(Part of a data file)
####################

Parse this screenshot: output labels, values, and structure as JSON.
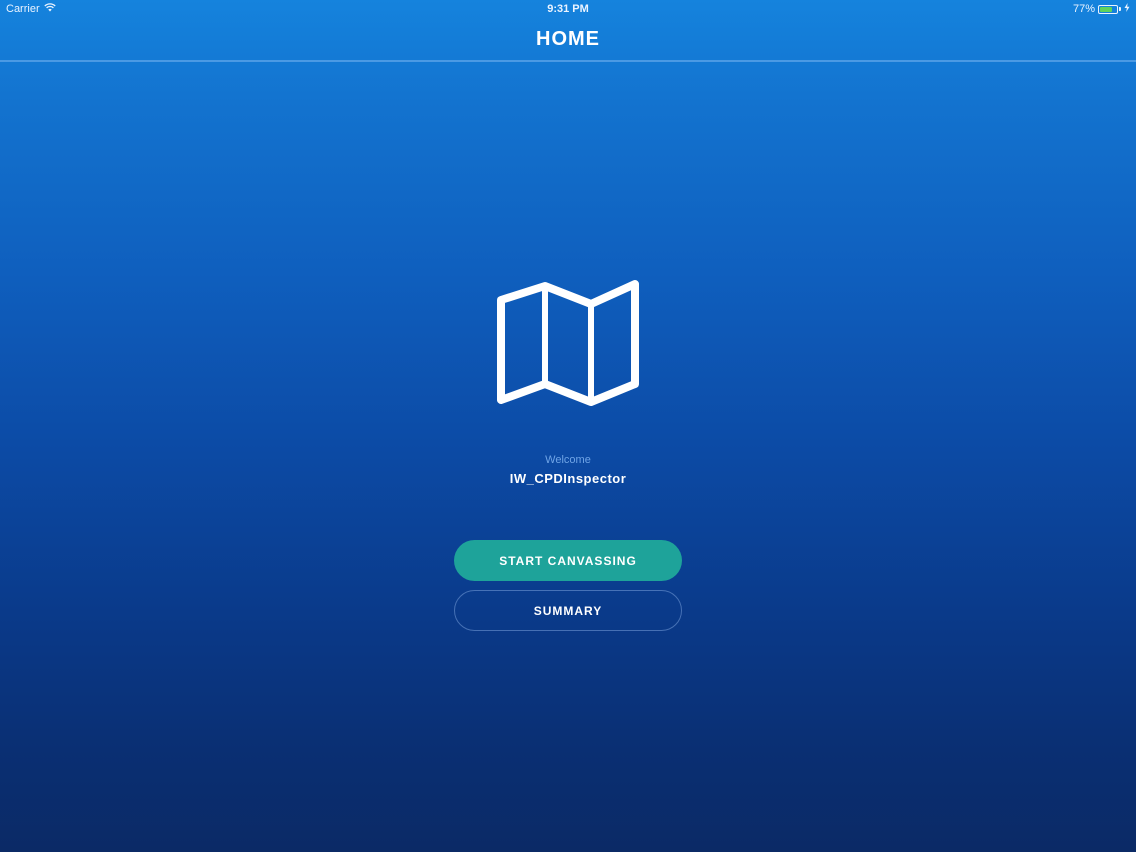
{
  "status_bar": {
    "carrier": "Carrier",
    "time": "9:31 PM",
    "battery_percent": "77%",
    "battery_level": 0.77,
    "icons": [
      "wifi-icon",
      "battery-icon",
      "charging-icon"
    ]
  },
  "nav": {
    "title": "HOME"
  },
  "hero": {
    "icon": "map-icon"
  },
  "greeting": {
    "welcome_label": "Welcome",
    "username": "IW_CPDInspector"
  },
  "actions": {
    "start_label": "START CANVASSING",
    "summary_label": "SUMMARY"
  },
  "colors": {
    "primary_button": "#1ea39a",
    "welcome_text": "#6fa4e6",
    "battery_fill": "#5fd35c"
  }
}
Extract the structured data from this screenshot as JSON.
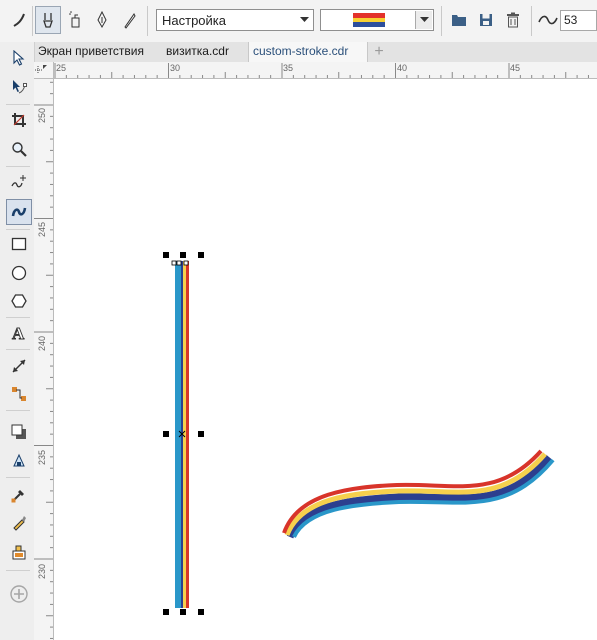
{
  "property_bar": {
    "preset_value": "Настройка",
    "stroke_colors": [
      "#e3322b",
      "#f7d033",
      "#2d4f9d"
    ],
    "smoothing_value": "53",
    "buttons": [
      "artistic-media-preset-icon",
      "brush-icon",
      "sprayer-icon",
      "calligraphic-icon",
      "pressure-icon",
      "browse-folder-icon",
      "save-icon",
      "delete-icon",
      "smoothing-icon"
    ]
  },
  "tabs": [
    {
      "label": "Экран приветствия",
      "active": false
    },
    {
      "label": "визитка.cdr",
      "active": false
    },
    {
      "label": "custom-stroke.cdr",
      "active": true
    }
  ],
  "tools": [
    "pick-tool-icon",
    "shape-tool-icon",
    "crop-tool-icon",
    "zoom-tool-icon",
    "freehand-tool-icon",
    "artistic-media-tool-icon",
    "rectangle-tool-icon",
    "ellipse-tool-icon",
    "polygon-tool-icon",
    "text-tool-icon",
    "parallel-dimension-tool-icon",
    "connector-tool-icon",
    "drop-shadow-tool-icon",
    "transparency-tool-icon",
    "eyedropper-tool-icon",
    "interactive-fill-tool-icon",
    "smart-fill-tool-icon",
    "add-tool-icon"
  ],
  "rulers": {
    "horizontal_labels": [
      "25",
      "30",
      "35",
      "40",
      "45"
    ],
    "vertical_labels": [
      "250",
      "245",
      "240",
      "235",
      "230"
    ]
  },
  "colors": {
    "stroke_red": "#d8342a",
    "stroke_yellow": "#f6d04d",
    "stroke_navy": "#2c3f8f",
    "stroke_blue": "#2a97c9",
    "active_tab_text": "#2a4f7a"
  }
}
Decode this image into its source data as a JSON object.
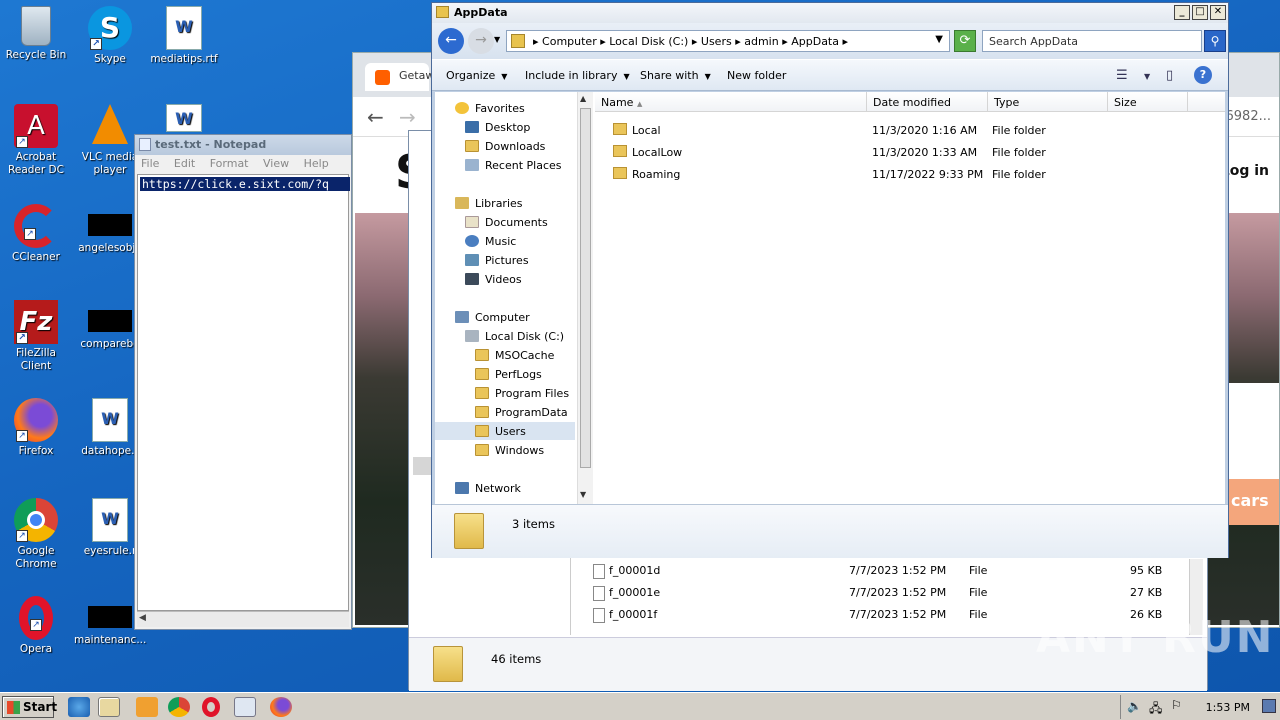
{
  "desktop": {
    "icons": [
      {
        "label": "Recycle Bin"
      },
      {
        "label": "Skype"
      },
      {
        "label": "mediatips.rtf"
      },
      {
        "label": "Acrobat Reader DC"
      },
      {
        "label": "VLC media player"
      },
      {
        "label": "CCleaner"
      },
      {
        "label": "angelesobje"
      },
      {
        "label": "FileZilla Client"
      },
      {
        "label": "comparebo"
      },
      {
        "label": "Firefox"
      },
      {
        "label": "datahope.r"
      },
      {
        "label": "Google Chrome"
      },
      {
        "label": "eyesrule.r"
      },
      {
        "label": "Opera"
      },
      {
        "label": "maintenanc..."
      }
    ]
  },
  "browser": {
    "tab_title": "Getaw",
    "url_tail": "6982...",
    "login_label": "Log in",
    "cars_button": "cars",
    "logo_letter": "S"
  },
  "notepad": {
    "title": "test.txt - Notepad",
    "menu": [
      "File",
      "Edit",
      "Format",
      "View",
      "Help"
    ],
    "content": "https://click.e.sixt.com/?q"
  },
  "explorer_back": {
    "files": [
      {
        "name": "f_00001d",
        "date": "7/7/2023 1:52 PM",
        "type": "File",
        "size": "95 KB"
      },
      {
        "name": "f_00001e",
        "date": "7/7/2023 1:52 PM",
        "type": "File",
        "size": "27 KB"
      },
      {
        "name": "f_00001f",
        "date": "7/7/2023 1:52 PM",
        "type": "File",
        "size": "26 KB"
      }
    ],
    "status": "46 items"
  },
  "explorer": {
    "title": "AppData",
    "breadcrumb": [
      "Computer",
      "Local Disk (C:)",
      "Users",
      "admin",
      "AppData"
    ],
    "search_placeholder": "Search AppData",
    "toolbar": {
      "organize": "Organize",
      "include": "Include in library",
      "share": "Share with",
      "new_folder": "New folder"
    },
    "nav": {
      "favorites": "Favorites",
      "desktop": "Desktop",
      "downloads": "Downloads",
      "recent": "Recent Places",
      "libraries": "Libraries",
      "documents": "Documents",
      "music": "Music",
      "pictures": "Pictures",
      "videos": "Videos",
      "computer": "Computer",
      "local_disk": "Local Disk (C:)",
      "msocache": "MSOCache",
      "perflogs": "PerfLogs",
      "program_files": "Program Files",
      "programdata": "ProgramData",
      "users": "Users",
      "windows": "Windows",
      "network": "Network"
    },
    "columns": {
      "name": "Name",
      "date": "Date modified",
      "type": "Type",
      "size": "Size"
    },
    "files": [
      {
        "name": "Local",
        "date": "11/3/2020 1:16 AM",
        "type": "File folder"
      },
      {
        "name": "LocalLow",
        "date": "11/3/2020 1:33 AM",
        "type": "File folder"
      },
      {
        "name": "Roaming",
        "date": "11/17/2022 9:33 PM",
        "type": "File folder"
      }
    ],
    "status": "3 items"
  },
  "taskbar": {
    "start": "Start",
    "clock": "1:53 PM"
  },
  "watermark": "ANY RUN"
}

####################

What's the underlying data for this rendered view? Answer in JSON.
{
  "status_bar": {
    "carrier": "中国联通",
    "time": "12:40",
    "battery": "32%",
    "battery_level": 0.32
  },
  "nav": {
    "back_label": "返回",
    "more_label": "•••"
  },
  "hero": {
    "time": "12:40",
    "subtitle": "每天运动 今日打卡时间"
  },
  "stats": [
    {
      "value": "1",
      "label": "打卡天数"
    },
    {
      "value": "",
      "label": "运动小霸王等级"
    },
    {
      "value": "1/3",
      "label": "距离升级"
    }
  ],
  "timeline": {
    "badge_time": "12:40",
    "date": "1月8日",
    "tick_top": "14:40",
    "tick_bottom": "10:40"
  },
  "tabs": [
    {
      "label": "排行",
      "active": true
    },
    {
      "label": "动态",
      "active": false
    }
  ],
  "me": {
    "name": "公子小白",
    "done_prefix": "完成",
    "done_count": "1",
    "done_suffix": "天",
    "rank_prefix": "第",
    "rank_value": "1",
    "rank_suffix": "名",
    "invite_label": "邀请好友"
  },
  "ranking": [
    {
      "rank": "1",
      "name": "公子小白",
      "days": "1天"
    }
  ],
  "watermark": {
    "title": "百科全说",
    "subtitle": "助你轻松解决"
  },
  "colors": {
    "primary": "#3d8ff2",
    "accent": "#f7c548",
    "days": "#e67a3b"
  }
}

####################

# What you should do
Where a line above holds the string "screenshot", show that line.

# The response
Parse this screenshot: output labels, values, and structure as JSON.
Extract the structured data from this screenshot as JSON.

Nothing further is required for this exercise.